THE REQUEST → Only the number is wanted: how many lines contain "Struktur"?

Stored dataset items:
============

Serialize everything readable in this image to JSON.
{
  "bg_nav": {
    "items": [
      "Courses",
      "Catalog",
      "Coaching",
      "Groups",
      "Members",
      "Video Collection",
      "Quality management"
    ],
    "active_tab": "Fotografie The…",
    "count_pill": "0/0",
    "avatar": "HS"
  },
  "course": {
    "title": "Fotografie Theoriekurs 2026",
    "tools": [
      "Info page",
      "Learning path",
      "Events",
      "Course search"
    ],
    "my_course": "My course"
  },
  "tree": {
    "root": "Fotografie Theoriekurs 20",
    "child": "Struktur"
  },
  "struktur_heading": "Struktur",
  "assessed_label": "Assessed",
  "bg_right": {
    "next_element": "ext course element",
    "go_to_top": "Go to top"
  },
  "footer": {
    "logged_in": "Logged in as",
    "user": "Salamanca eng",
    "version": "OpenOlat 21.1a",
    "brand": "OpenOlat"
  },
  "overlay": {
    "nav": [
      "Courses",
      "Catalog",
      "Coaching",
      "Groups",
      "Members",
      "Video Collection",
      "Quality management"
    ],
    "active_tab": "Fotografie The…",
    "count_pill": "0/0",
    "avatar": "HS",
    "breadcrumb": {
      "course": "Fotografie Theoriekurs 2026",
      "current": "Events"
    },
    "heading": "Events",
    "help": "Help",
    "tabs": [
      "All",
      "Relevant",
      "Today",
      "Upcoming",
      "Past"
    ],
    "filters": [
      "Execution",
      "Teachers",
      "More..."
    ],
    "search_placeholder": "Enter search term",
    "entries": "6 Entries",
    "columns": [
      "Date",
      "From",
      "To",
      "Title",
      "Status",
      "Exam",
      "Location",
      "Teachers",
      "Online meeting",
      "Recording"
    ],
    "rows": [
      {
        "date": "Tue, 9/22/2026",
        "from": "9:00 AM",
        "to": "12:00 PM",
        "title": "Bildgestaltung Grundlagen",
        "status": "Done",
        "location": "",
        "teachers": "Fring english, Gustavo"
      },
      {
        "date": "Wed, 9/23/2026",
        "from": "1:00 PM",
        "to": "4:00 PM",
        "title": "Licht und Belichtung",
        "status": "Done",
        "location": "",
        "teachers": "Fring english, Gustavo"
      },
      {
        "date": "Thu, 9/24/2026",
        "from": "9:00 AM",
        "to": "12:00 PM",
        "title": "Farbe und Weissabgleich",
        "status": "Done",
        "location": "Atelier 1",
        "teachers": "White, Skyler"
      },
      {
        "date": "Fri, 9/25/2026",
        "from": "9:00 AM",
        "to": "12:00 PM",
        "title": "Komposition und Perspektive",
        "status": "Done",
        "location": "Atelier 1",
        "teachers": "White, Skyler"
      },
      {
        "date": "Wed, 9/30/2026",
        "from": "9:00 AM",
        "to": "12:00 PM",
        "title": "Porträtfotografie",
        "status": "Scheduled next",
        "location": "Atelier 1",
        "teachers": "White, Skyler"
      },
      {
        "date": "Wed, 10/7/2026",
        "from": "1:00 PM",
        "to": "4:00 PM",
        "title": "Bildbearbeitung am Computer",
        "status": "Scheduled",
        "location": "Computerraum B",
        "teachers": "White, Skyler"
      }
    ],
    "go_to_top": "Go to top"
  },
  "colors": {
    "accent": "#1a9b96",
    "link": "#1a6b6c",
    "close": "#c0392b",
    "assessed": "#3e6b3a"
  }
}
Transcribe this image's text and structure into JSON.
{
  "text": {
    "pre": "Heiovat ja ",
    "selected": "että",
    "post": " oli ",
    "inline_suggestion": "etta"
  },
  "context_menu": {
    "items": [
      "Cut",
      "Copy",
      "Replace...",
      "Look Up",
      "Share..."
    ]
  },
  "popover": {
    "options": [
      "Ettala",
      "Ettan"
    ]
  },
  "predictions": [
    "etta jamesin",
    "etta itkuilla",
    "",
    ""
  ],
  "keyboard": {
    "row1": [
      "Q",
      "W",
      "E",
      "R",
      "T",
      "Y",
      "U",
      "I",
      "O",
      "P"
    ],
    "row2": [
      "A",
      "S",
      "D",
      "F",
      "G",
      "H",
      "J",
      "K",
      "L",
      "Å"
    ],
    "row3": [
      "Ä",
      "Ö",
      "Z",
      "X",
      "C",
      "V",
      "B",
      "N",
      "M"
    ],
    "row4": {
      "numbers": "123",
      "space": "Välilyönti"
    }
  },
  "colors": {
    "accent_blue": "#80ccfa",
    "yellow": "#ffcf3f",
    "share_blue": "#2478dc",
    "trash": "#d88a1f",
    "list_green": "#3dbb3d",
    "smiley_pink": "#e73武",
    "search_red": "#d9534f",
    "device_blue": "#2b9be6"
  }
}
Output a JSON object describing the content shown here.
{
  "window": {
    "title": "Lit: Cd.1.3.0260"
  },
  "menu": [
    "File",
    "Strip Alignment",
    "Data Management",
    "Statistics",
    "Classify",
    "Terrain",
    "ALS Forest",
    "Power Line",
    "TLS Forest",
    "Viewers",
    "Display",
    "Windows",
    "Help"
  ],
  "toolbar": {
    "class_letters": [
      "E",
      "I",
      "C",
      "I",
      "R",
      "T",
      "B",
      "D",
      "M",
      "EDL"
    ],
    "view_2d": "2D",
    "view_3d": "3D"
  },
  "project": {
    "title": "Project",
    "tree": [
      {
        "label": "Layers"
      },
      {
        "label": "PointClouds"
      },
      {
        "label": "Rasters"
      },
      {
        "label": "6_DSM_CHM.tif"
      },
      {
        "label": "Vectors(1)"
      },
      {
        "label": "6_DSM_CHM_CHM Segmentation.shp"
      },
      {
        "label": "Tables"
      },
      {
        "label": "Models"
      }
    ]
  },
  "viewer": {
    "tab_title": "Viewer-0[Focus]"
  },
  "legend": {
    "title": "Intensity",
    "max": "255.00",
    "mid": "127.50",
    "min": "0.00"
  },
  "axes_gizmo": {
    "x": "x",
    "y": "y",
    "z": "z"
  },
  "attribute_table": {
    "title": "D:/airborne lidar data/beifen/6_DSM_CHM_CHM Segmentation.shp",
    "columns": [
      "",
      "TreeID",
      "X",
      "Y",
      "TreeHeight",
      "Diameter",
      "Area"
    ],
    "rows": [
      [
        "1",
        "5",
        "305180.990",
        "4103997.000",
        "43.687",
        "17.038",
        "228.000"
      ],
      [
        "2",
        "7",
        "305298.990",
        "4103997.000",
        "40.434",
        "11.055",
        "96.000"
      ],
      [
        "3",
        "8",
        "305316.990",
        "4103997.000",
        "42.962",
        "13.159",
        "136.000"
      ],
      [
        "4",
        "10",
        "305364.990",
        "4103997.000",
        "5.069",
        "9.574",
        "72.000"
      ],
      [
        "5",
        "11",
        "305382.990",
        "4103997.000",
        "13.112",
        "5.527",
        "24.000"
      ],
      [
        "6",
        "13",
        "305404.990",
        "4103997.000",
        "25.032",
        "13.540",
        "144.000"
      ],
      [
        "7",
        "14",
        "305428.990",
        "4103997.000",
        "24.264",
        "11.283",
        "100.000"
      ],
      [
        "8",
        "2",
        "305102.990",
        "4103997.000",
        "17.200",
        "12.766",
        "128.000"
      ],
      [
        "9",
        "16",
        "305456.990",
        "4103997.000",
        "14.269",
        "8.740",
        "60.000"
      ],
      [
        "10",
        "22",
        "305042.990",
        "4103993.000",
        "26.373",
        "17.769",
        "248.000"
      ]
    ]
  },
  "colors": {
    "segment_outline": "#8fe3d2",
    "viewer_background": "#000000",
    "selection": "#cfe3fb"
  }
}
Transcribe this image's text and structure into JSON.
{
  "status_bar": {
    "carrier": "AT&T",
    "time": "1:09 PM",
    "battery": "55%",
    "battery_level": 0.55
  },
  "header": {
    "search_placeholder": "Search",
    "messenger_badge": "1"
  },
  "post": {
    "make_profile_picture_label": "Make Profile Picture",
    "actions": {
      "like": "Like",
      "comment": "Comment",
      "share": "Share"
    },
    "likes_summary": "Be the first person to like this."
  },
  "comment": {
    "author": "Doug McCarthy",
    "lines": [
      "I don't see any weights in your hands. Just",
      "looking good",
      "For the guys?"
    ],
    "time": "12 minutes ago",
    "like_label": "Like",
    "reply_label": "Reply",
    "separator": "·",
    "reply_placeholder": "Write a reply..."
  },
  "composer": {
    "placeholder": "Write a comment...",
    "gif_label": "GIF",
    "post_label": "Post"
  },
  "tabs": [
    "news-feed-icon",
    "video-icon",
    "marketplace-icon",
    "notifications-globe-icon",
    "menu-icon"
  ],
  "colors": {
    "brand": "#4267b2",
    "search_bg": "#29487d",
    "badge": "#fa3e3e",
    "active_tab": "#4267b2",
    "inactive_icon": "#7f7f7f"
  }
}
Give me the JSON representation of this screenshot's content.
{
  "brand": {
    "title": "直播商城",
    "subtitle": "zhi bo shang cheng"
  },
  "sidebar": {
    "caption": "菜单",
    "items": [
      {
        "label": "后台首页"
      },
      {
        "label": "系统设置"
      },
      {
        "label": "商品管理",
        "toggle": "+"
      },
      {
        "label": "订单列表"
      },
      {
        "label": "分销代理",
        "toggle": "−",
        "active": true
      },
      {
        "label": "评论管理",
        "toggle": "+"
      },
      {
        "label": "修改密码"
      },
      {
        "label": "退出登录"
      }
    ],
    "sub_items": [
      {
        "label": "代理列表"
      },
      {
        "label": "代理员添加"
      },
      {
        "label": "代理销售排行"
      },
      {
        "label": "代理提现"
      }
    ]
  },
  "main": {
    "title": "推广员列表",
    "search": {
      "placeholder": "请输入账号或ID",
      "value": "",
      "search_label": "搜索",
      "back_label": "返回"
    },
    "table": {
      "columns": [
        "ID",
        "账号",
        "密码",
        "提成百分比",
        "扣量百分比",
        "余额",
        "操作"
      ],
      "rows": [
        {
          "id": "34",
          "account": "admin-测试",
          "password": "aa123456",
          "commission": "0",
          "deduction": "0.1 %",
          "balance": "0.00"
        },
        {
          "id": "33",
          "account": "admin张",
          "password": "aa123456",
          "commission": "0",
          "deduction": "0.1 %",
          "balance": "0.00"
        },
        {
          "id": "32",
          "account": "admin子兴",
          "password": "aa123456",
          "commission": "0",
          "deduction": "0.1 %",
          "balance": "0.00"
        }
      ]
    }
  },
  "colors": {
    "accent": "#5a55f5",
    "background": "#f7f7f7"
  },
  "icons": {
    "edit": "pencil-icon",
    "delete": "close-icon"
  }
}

============

SOLUTION → 2